## Stored records
** BEGIN **

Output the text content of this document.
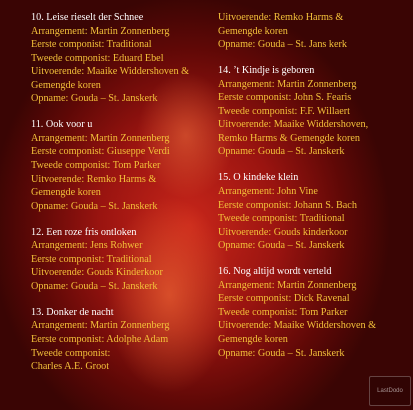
10. Leise rieselt der Schnee
Arrangement: Martin Zonnenberg
Eerste componist: Traditional
Tweede componist: Eduard Ebel
Uitvoerende: Maaike Widdershoven &
Gemengde koren
Opname: Gouda – St. Janskerk
11. Ook voor u
Arrangement: Martin Zonnenberg
Eerste componist: Giuseppe Verdi
Tweede componist: Tom Parker
Uitvoerende: Remko Harms &
Gemengde koren
Opname: Gouda – St. Janskerk
12. Een roze fris ontloken
Arrangement: Jens Rohwer
Eerste componist: Traditional
Uitvoerende: Gouds Kinderkoor
Opname: Gouda – St. Janskerk
13. Donker de nacht
Arrangement: Martin Zonnenberg
Eerste componist: Adolphe Adam
Tweede componist:
Charles A.E. Groot
Uitvoerende: Remko Harms &
Gemengde koren
Opname: Gouda – St. Jans kerk
14. ’t Kindje is geboren
Arrangement: Martin Zonnenberg
Eerste componist: John S. Fearis
Tweede componist: F.F. Willaert
Uitvoerende: Maaike Widdershoven,
Remko Harms & Gemengde koren
Opname: Gouda – St. Janskerk
15. O kindeke klein
Arrangement: John Vine
Eerste componist: Johann S. Bach
Tweede componist: Traditional
Uitvoerende: Gouds kinderkoor
Opname: Gouda – St. Janskerk
16. Nog altijd wordt verteld
Arrangement: Martin Zonnenberg
Eerste componist: Dick Ravenal
Tweede componist: Tom Parker
Uitvoerende: Maaike Widdershoven &
Gemengde koren
Opname: Gouda – St. Janskerk
LastDodo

** END **

## Instructions to follow
Copy each line from the data above that includes "Tweede".

## Finished task
Tweede componist: Eduard Ebel
Tweede componist: Tom Parker
Tweede componist:
Tweede componist: F.F. Willaert
Tweede componist: Traditional
Tweede componist: Tom Parker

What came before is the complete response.